→ Task instructions
Copy down all of the data underneath, exactly as shown.

++++++

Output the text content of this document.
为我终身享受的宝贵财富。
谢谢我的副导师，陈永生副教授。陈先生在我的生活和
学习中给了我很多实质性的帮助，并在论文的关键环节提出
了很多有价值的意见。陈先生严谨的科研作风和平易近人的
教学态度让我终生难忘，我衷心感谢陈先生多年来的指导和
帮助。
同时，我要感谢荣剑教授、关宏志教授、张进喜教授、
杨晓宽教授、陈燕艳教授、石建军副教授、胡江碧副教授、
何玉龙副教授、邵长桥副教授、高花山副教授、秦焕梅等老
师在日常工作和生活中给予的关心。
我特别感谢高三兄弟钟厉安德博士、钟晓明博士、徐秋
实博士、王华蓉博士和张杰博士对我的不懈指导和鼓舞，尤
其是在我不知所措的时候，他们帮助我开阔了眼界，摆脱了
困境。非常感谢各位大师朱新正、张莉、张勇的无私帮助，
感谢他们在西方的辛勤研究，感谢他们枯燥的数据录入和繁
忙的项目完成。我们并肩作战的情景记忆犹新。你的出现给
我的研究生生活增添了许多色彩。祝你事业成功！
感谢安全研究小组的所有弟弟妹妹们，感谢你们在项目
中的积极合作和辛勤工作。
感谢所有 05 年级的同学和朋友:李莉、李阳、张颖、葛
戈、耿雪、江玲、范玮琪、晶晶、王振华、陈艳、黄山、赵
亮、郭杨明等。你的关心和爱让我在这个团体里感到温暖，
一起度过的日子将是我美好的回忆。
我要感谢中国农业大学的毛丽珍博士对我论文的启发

++++++

→ Solution for this exercise
Output the text content of this document.
为我终身享受的宝贵财富。
谢谢我的副导师，陈永生副教授。陈先生在我的生活和
学习中给了我很多实质性的帮助，并在论文的关键环节提出
了很多有价值的意见。陈先生严谨的科研作风和平易近人的
教学态度让我终生难忘，我衷心感谢陈先生多年来的指导和
帮助。
同时，我要感谢荣剑教授、关宏志教授、张进喜教授、
杨晓宽教授、陈燕艳教授、石建军副教授、胡江碧副教授、
何玉龙副教授、邵长桥副教授、高花山副教授、秦焕梅等老
师在日常工作和生活中给予的关心。
我特别感谢高三兄弟钟厉安德博士、钟晓明博士、徐秋
实博士、王华蓉博士和张杰博士对我的不懈指导和鼓舞，尤
其是在我不知所措的时候，他们帮助我开阔了眼界，摆脱了
困境。非常感谢各位大师朱新正、张莉、张勇的无私帮助，
感谢他们在西方的辛勤研究，感谢他们枯燥的数据录入和繁
忙的项目完成。我们并肩作战的情景记忆犹新。你的出现给
我的研究生生活增添了许多色彩。祝你事业成功！
感谢安全研究小组的所有弟弟妹妹们，感谢你们在项目
中的积极合作和辛勤工作。
感谢所有 05 年级的同学和朋友:李莉、李阳、张颖、葛
戈、耿雪、江玲、范玮琪、晶晶、王振华、陈艳、黄山、赵
亮、郭杨明等。你的关心和爱让我在这个团体里感到温暖，
一起度过的日子将是我美好的回忆。
我要感谢中国农业大学的毛丽珍博士对我论文的启发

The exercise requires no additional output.